--- Data rows ---
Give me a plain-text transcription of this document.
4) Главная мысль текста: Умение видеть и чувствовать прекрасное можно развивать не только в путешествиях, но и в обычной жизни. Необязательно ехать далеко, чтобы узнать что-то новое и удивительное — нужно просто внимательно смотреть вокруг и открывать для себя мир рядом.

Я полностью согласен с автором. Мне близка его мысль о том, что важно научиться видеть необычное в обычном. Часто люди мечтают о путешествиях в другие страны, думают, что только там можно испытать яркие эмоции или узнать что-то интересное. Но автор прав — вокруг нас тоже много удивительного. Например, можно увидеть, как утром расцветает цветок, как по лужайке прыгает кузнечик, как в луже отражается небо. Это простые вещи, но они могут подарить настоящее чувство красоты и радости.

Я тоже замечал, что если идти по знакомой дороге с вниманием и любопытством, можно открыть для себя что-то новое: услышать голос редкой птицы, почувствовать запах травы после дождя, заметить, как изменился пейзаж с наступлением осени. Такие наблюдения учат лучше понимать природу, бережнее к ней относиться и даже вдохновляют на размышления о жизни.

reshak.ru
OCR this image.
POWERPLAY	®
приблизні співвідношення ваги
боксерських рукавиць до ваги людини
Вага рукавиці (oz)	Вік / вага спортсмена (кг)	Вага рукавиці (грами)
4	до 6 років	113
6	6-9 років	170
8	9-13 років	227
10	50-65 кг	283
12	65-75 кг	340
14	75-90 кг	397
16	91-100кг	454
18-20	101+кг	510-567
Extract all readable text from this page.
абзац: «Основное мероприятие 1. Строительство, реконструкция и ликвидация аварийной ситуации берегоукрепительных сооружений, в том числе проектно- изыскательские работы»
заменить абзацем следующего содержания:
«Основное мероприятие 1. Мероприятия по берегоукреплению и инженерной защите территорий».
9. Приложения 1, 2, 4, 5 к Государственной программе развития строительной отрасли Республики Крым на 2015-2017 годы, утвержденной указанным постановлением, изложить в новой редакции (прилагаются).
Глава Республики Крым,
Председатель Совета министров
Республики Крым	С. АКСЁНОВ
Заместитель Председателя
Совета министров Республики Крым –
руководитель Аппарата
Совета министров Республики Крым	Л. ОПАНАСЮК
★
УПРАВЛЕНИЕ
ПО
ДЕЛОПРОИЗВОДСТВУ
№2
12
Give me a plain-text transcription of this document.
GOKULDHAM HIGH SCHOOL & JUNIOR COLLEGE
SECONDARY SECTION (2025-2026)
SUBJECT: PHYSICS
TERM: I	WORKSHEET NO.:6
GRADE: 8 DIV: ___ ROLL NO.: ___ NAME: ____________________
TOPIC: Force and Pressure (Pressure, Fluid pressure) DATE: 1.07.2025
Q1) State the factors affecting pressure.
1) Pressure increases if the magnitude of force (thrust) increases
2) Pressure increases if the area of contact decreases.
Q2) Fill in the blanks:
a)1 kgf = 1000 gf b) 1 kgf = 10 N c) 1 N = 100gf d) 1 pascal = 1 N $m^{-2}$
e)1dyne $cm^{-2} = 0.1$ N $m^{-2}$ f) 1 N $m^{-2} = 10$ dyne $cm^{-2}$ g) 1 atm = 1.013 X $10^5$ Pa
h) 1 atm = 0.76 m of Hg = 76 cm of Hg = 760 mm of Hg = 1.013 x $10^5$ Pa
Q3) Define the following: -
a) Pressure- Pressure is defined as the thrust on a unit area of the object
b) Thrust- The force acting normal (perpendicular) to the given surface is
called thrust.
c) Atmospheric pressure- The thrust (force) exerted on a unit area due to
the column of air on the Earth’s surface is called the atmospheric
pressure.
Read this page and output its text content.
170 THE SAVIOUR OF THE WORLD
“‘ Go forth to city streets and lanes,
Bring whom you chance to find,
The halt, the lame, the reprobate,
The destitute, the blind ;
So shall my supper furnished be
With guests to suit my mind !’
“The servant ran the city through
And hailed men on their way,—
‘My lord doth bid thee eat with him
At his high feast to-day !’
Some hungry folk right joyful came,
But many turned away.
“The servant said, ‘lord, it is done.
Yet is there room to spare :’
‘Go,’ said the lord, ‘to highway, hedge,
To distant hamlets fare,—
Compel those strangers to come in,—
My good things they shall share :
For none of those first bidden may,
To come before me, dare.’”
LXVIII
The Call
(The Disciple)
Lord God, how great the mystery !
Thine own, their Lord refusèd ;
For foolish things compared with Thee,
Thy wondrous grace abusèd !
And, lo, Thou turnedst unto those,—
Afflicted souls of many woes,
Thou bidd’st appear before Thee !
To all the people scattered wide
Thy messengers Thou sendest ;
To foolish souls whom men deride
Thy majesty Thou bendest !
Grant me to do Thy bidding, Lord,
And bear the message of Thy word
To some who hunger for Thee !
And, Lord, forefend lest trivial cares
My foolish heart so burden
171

--- Your task ---
Copy all lines above containing the string "Крым".

--- Full response ---
9. Приложения 1, 2, 4, 5 к Государственной программе развития строительной отрасли Республики Крым на 2015-2017 годы, утвержденной указанным постановлением, изложить в новой редакции (прилагаются).
Глава Республики Крым,
Республики Крым	С. АКСЁНОВ
Совета министров Республики Крым –
Совета министров Республики Крым	Л. ОПАНАСЮК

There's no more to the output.